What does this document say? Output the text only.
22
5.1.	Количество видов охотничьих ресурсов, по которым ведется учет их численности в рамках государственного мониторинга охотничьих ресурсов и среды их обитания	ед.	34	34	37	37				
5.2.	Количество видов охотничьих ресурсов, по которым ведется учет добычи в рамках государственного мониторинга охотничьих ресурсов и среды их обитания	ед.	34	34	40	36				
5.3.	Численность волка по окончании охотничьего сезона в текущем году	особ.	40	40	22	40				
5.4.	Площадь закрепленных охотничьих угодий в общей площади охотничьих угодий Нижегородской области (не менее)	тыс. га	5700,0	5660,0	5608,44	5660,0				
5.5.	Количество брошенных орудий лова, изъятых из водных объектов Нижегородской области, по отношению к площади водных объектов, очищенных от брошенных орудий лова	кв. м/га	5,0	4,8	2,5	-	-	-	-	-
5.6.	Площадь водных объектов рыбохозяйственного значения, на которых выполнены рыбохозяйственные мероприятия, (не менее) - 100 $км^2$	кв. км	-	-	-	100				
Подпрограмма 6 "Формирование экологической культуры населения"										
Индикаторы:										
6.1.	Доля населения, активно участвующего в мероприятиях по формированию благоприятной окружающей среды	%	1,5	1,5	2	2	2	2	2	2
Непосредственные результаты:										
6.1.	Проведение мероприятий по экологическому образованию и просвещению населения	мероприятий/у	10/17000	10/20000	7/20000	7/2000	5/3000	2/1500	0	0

····················

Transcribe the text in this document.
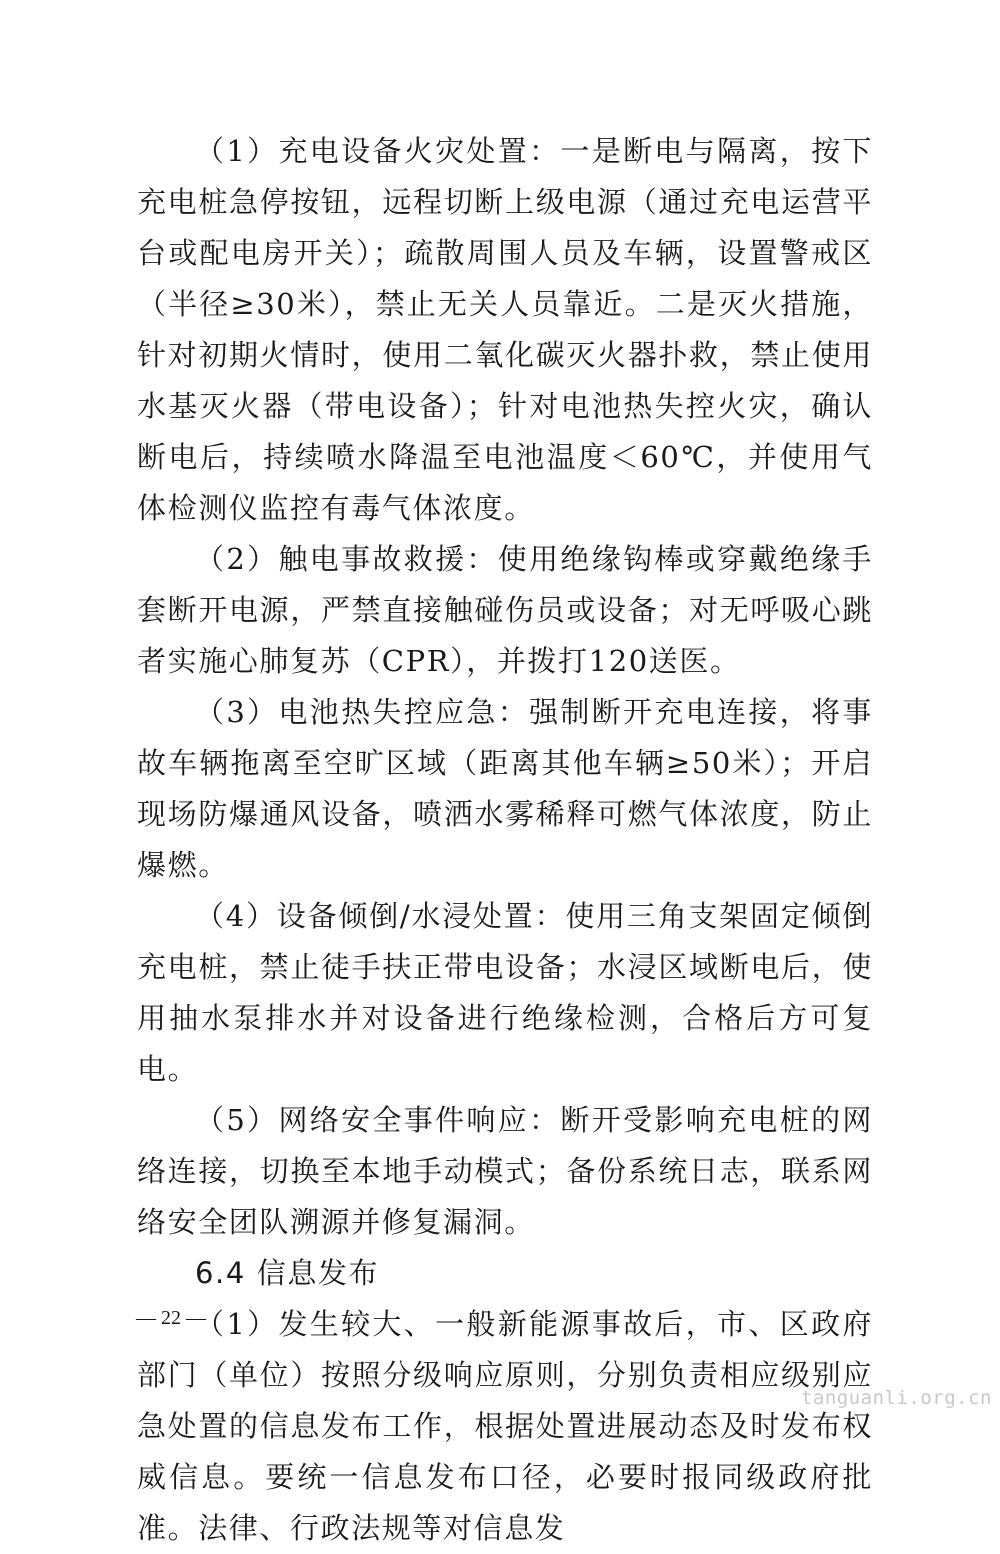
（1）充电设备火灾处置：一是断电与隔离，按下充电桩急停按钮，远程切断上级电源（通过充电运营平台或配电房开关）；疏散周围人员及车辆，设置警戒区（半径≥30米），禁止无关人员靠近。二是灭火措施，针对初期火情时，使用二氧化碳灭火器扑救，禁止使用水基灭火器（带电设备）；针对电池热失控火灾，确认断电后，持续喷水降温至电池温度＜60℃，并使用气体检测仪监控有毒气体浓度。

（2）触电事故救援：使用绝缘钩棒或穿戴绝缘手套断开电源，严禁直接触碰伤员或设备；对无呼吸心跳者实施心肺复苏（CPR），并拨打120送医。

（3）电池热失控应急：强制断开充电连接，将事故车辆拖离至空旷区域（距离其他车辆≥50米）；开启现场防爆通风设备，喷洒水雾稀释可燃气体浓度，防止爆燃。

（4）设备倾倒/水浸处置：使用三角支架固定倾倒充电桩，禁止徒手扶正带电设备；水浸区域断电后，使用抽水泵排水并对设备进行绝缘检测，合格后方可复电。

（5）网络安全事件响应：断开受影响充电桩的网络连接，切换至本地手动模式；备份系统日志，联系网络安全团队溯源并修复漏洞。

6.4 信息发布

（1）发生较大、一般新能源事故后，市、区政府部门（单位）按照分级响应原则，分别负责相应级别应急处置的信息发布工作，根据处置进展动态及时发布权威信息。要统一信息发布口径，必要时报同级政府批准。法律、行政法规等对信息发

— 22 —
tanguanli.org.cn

····················

From the material above, copy each line that includes the word "this".

**The solution:**
What does this document say? Output the text only.
Transcribe the text in this document.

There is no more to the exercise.